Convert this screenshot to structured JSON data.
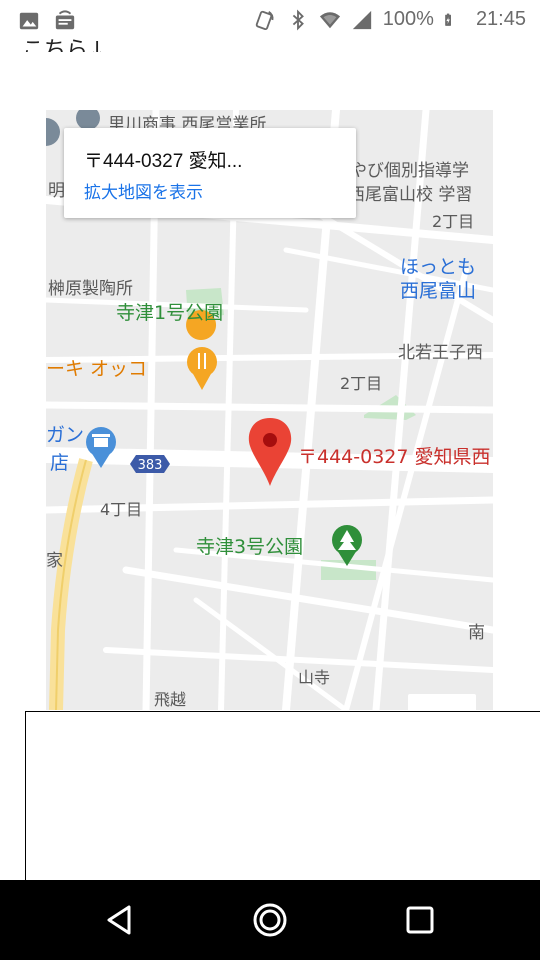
{
  "status_bar": {
    "battery": "100%",
    "time": "21:45",
    "icons_left": [
      "gallery-icon",
      "wireless-display-icon"
    ],
    "icons_right": [
      "nfc-icon",
      "bluetooth-icon",
      "wifi-icon",
      "signal-icon",
      "battery-charging-icon"
    ]
  },
  "page": {
    "cut_text": "こちら↓"
  },
  "map": {
    "info_title": "〒444-0327 愛知...",
    "info_link": "拡大地図を表示",
    "labels": {
      "top_business": "里川商事 西尾営業所",
      "left_edge": "明",
      "top_right_school1": "やび個別指導学",
      "top_right_school2": "西尾富山校 学習",
      "chome2_top": "2丁目",
      "factory": "榊原製陶所",
      "park1": "寺津1号公園",
      "hottomo1": "ほっとも",
      "hottomo2": "西尾富山",
      "cake": "ーキ オッコ",
      "kita_wakaoji": "北若王子西",
      "chome2_mid": "2丁目",
      "gan": "ガン",
      "shop": "店",
      "route": "383",
      "marker_label": "〒444-0327 愛知県西",
      "chome4": "4丁目",
      "park3": "寺津3号公園",
      "ie": "家",
      "minami": "南",
      "yamadera": "山寺",
      "hiketsu": "飛越"
    }
  },
  "colors": {
    "map_bg": "#eeeeee",
    "road": "#ffffff",
    "park": "#c8e6c9",
    "highway": "#f9e19a",
    "marker": "#ea4335",
    "link": "#1a73e8",
    "nav_bg": "#000000"
  },
  "nav": {
    "back": "back-icon",
    "home": "home-icon",
    "recents": "recents-icon"
  }
}
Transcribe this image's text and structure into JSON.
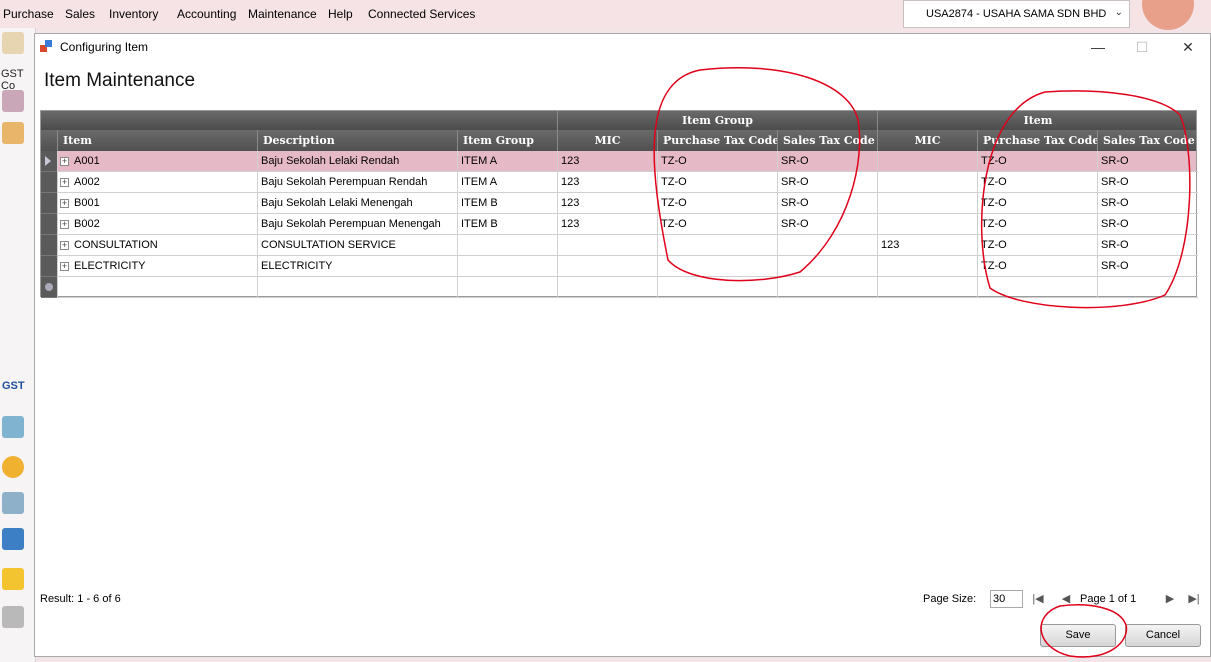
{
  "background_app": {
    "menu": [
      "Purchase",
      "Sales",
      "Inventory",
      "Accounting",
      "Maintenance",
      "Help",
      "Connected Services"
    ],
    "company": "USA2874 - USAHA SAMA SDN BHD",
    "sidebar_label_gst": "GST Co",
    "sidebar_gst_badge": "GST"
  },
  "dialog": {
    "title": "Configuring Item",
    "heading": "Item Maintenance",
    "window_controls": {
      "minimize": "—",
      "maximize": "☐",
      "close": "✕"
    }
  },
  "grid": {
    "bands": [
      "Item Group",
      "Item"
    ],
    "columns": [
      "Item",
      "Description",
      "Item Group",
      "MIC",
      "Purchase Tax Code",
      "Sales Tax Code",
      "MIC",
      "Purchase Tax Code",
      "Sales Tax Code"
    ],
    "rows": [
      [
        "A001",
        "Baju Sekolah Lelaki Rendah",
        "ITEM A",
        "123",
        "TZ-O",
        "SR-O",
        "",
        "TZ-O",
        "SR-O"
      ],
      [
        "A002",
        "Baju Sekolah Perempuan Rendah",
        "ITEM A",
        "123",
        "TZ-O",
        "SR-O",
        "",
        "TZ-O",
        "SR-O"
      ],
      [
        "B001",
        "Baju Sekolah Lelaki Menengah",
        "ITEM B",
        "123",
        "TZ-O",
        "SR-O",
        "",
        "TZ-O",
        "SR-O"
      ],
      [
        "B002",
        "Baju Sekolah Perempuan Menengah",
        "ITEM B",
        "123",
        "TZ-O",
        "SR-O",
        "",
        "TZ-O",
        "SR-O"
      ],
      [
        "CONSULTATION",
        "CONSULTATION SERVICE",
        "",
        "",
        "",
        "",
        "123",
        "TZ-O",
        "SR-O"
      ],
      [
        "ELECTRICITY",
        "ELECTRICITY",
        "",
        "",
        "",
        "",
        "",
        "TZ-O",
        "SR-O"
      ]
    ],
    "selected_row": 0
  },
  "footer": {
    "result": "Result: 1 - 6 of 6",
    "page_size_label": "Page Size:",
    "page_size_value": "30",
    "page_label": "Page 1 of 1",
    "save": "Save",
    "cancel": "Cancel"
  },
  "annotation_color": "#e0001a"
}
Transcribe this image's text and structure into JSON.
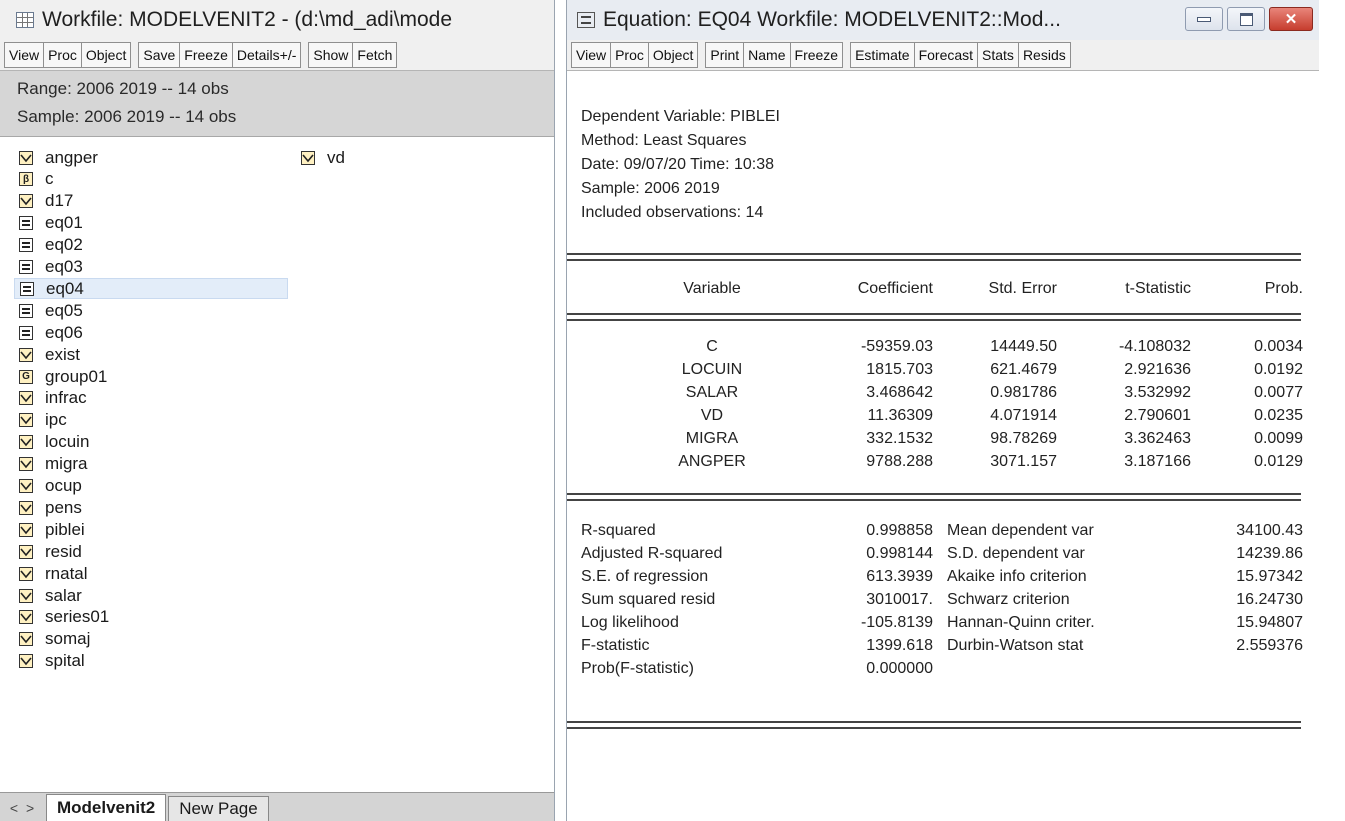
{
  "workfile": {
    "title": "Workfile: MODELVENIT2 - (d:\\md_adi\\mode",
    "toolbar": [
      "View",
      "Proc",
      "Object",
      "Save",
      "Freeze",
      "Details+/-",
      "Show",
      "Fetch"
    ],
    "range": "Range:  2006 2019  --  14 obs",
    "sample": "Sample: 2006 2019  --  14 obs",
    "objects": [
      {
        "name": "angper",
        "icon": "series-icon"
      },
      {
        "name": "c",
        "icon": "coef-icon"
      },
      {
        "name": "d17",
        "icon": "series-icon"
      },
      {
        "name": "eq01",
        "icon": "equation-icon"
      },
      {
        "name": "eq02",
        "icon": "equation-icon"
      },
      {
        "name": "eq03",
        "icon": "equation-icon"
      },
      {
        "name": "eq04",
        "icon": "equation-icon",
        "selected": true
      },
      {
        "name": "eq05",
        "icon": "equation-icon"
      },
      {
        "name": "eq06",
        "icon": "equation-icon"
      },
      {
        "name": "exist",
        "icon": "series-icon"
      },
      {
        "name": "group01",
        "icon": "group-icon"
      },
      {
        "name": "infrac",
        "icon": "series-icon"
      },
      {
        "name": "ipc",
        "icon": "series-icon"
      },
      {
        "name": "locuin",
        "icon": "series-icon"
      },
      {
        "name": "migra",
        "icon": "series-icon"
      },
      {
        "name": "ocup",
        "icon": "series-icon"
      },
      {
        "name": "pens",
        "icon": "series-icon"
      },
      {
        "name": "piblei",
        "icon": "series-icon"
      },
      {
        "name": "resid",
        "icon": "series-icon"
      },
      {
        "name": "rnatal",
        "icon": "series-icon"
      },
      {
        "name": "salar",
        "icon": "series-icon"
      },
      {
        "name": "series01",
        "icon": "series-icon"
      },
      {
        "name": "somaj",
        "icon": "series-icon"
      },
      {
        "name": "spital",
        "icon": "series-icon"
      },
      {
        "name": "vd",
        "icon": "series-icon"
      }
    ],
    "tabs": [
      "Modelvenit2",
      "New Page"
    ],
    "nav": "< >"
  },
  "equation": {
    "title": "Equation: EQ04   Workfile: MODELVENIT2::Mod...",
    "toolbar": [
      "View",
      "Proc",
      "Object",
      "Print",
      "Name",
      "Freeze",
      "Estimate",
      "Forecast",
      "Stats",
      "Resids"
    ],
    "header": [
      "Dependent Variable: PIBLEI",
      "Method: Least Squares",
      "Date: 09/07/20   Time: 10:38",
      "Sample: 2006 2019",
      "Included observations: 14"
    ],
    "columns": [
      "Variable",
      "Coefficient",
      "Std. Error",
      "t-Statistic",
      "Prob."
    ],
    "rows": [
      [
        "C",
        "-59359.03",
        "14449.50",
        "-4.108032",
        "0.0034"
      ],
      [
        "LOCUIN",
        "1815.703",
        "621.4679",
        "2.921636",
        "0.0192"
      ],
      [
        "SALAR",
        "3.468642",
        "0.981786",
        "3.532992",
        "0.0077"
      ],
      [
        "VD",
        "11.36309",
        "4.071914",
        "2.790601",
        "0.0235"
      ],
      [
        "MIGRA",
        "332.1532",
        "98.78269",
        "3.362463",
        "0.0099"
      ],
      [
        "ANGPER",
        "9788.288",
        "3071.157",
        "3.187166",
        "0.0129"
      ]
    ],
    "stats": [
      [
        "R-squared",
        "0.998858",
        "Mean dependent var",
        "34100.43"
      ],
      [
        "Adjusted R-squared",
        "0.998144",
        "S.D. dependent var",
        "14239.86"
      ],
      [
        "S.E. of regression",
        "613.3939",
        "Akaike info criterion",
        "15.97342"
      ],
      [
        "Sum squared resid",
        "3010017.",
        "Schwarz criterion",
        "16.24730"
      ],
      [
        "Log likelihood",
        "-105.8139",
        "Hannan-Quinn criter.",
        "15.94807"
      ],
      [
        "F-statistic",
        "1399.618",
        "Durbin-Watson stat",
        "2.559376"
      ],
      [
        "Prob(F-statistic)",
        "0.000000",
        "",
        ""
      ]
    ]
  }
}
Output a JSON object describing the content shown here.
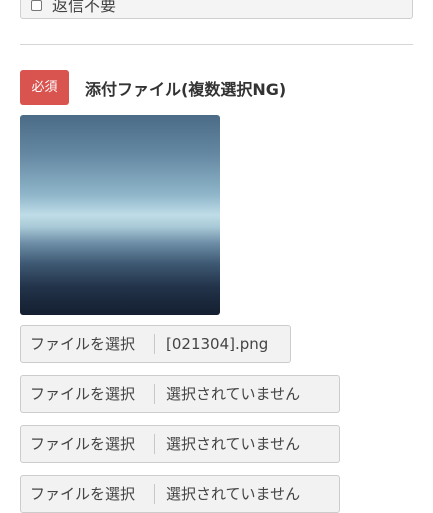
{
  "previous_field": {
    "checkbox_label": "返信不要",
    "checked": false
  },
  "attachment": {
    "required_badge": "必須",
    "label": "添付ファイル(複数選択NG)",
    "file_inputs": [
      {
        "button": "ファイルを選択",
        "filename": "[021304].png"
      },
      {
        "button": "ファイルを選択",
        "filename": "選択されていません"
      },
      {
        "button": "ファイルを選択",
        "filename": "選択されていません"
      },
      {
        "button": "ファイルを選択",
        "filename": "選択されていません"
      }
    ]
  },
  "colors": {
    "required": "#d9534f",
    "divider": "#d6d6d6",
    "input_bg": "#f2f2f2"
  }
}
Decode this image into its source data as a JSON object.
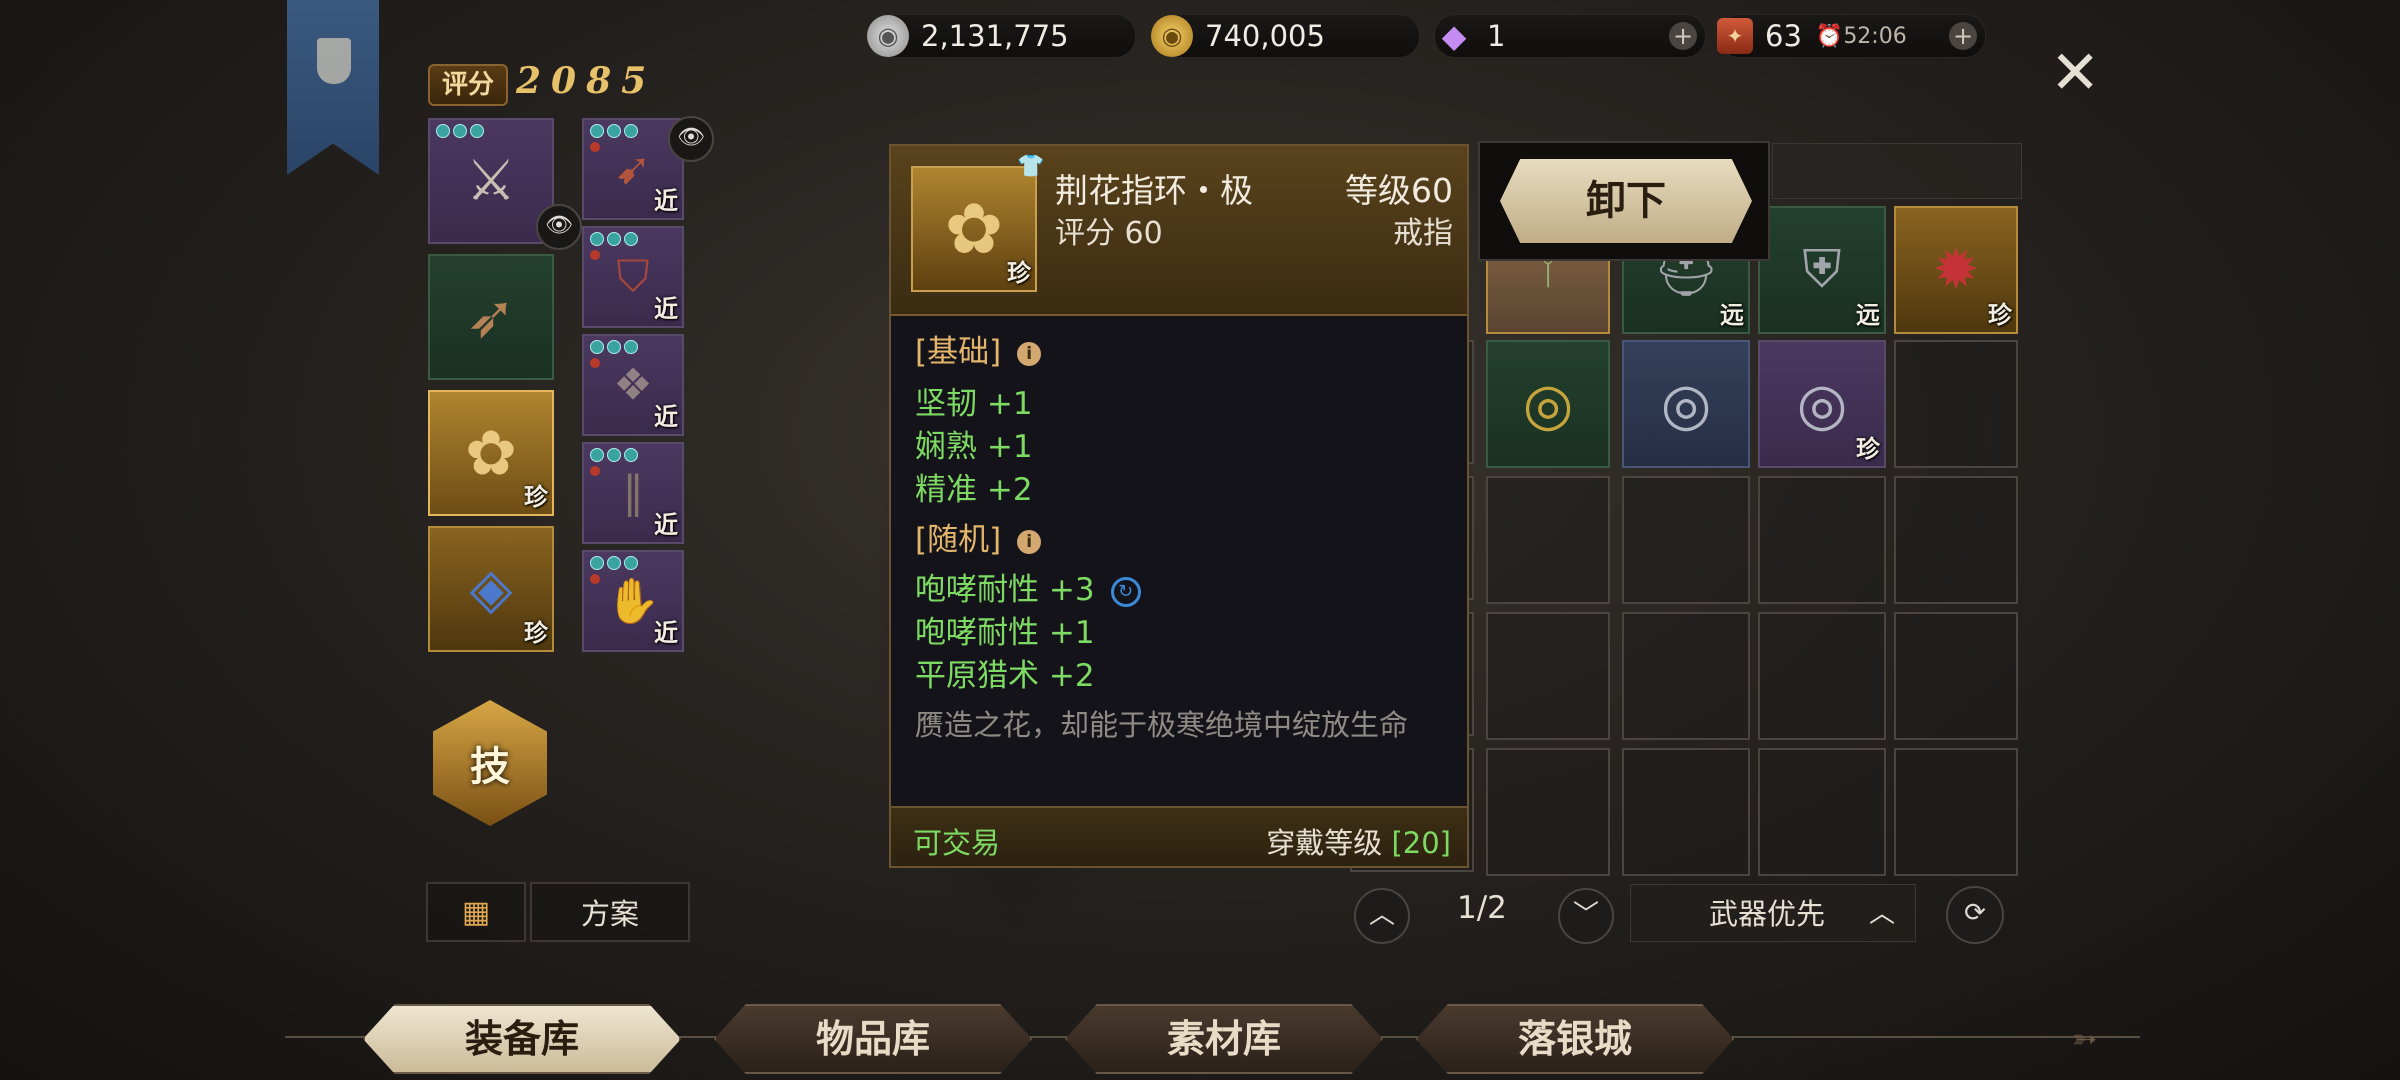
{
  "currencies": {
    "silver": "2,131,775",
    "gold": "740,005",
    "diamond": "1",
    "stamina": "63",
    "stamina_timer": "52:06"
  },
  "score": {
    "label": "评分",
    "value": "2085"
  },
  "slot_tags": {
    "rare": "珍",
    "melee": "近",
    "ranged": "远"
  },
  "tooltip": {
    "name": "荆花指环・极",
    "level": "等级60",
    "score": "评分 60",
    "type": "戒指",
    "tag": "珍",
    "basic_title": "[基础]",
    "basic_stats": [
      "坚韧 +1",
      "娴熟 +1",
      "精准 +2"
    ],
    "random_title": "[随机]",
    "random_stats": [
      "咆哮耐性 +3",
      "咆哮耐性 +1",
      "平原猎术 +2"
    ],
    "description": "赝造之花，却能于极寒绝境中绽放生命",
    "tradable": "可交易",
    "wear_level_label": "穿戴等级",
    "wear_level": "[20]"
  },
  "unequip_button": "卸下",
  "skill_button": "技",
  "plan_button": "方案",
  "pager": {
    "text": "1/2"
  },
  "sort_option": "武器优先",
  "tabs": [
    "装备库",
    "物品库",
    "素材库",
    "落银城"
  ],
  "colors": {
    "stat_green": "#7dda62",
    "section_orange": "#e3b66b",
    "rare_gold": "#e4b55a",
    "purple_slot": "#4b3860"
  }
}
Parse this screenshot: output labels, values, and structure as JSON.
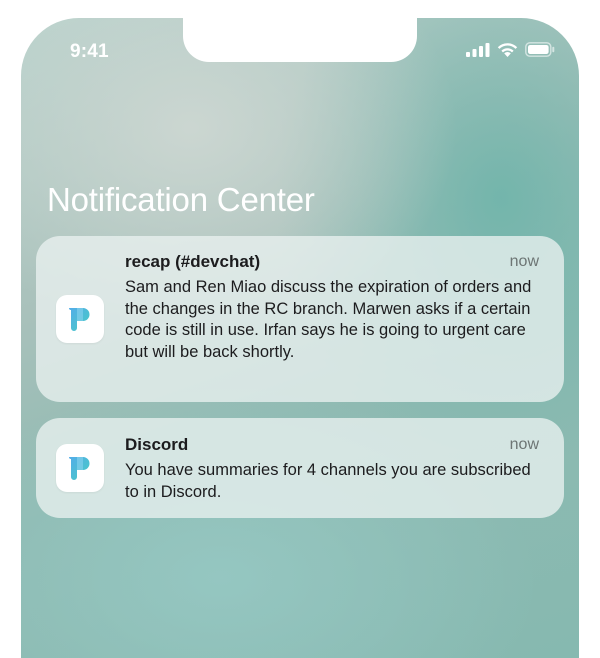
{
  "status_bar": {
    "time": "9:41",
    "icons": [
      "cellular-signal-icon",
      "wifi-icon",
      "battery-icon"
    ]
  },
  "screen": {
    "title": "Notification Center"
  },
  "notifications": [
    {
      "app_icon": "recap-app-icon",
      "title": "recap (#devchat)",
      "time": "now",
      "body": "Sam and Ren Miao discuss the expiration of orders and the changes in the RC branch. Marwen asks if a certain code is still in use. Irfan says he is going to urgent care but will be back shortly."
    },
    {
      "app_icon": "recap-app-icon",
      "title": "Discord",
      "time": "now",
      "body": "You have summaries for 4 channels you are subscribed to in Discord."
    }
  ],
  "colors": {
    "card_background": "#e9f1ef",
    "text_primary": "#1c1c1e",
    "text_secondary": "#6d7574",
    "app_icon_gradient": [
      "#4aa8e8",
      "#3ec9c0"
    ]
  }
}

= = = = = = =

> _GIVEN TASK_
List each line of the records that holds the string "battery".

> _OUTPUT FOR THIS TASK_
    "battery": "100%",
      "battery-charging-icon"
      "battery-icon"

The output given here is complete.